_WHAT YOU HAVE TO DO_: Go over the listing below line by line and tally those containing "China". Give only the tally.

— Start —

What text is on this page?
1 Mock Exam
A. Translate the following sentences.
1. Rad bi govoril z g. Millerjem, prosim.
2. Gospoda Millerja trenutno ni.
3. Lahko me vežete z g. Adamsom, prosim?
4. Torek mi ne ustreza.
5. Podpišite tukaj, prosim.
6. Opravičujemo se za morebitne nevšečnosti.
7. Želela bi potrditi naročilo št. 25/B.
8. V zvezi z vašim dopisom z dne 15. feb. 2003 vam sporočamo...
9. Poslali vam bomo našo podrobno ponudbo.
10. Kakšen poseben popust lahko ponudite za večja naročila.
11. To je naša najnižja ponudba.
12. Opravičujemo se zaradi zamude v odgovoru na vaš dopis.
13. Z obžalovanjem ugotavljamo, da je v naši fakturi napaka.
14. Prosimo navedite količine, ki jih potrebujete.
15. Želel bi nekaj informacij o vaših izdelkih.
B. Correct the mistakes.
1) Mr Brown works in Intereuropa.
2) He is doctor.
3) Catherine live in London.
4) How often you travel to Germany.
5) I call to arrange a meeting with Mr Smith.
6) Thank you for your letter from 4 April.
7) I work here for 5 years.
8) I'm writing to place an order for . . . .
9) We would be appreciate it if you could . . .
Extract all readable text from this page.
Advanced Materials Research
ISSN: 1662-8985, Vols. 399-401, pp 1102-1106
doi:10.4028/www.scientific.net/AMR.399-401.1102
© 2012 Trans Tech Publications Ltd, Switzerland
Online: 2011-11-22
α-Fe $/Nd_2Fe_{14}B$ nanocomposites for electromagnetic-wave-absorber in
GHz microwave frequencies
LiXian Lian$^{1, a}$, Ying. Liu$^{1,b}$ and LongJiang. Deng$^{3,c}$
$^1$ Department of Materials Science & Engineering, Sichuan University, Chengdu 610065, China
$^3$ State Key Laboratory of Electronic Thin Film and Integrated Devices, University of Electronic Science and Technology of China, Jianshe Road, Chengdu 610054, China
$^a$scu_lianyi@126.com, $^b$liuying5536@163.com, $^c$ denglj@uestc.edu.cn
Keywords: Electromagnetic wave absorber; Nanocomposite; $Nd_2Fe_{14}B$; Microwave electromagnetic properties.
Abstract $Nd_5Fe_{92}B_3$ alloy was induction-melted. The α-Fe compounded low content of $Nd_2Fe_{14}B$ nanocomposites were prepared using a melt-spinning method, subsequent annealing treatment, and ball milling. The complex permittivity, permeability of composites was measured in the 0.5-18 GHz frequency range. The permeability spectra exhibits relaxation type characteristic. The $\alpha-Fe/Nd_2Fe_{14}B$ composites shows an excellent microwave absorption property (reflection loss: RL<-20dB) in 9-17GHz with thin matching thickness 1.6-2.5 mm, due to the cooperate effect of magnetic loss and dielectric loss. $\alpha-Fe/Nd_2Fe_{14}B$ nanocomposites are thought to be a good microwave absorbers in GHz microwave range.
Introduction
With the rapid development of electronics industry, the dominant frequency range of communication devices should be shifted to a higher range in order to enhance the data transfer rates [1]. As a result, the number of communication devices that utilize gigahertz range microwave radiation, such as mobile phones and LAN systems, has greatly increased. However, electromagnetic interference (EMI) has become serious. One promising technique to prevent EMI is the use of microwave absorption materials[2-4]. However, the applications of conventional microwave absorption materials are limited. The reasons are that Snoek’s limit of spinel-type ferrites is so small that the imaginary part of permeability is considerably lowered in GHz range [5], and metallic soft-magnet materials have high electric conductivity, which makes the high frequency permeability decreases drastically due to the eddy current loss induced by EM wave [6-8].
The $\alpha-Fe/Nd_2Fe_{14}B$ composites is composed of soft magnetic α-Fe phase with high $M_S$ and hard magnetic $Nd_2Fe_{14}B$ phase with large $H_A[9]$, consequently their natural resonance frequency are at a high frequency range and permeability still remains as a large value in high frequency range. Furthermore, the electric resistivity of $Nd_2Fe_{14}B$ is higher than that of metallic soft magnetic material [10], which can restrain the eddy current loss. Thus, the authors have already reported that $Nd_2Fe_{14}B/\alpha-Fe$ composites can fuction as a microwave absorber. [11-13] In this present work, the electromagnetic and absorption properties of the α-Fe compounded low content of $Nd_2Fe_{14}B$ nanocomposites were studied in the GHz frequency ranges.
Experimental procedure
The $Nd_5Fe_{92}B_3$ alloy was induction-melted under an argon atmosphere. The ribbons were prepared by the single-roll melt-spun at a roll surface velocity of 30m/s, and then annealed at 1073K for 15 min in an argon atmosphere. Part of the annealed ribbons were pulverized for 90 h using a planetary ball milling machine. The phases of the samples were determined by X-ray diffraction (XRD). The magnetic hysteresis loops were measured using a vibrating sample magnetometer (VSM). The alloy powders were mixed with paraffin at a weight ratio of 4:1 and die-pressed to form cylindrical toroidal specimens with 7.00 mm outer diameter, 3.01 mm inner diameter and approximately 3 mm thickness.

— End —

_RESPONSE TO THE EXERCISE_: 2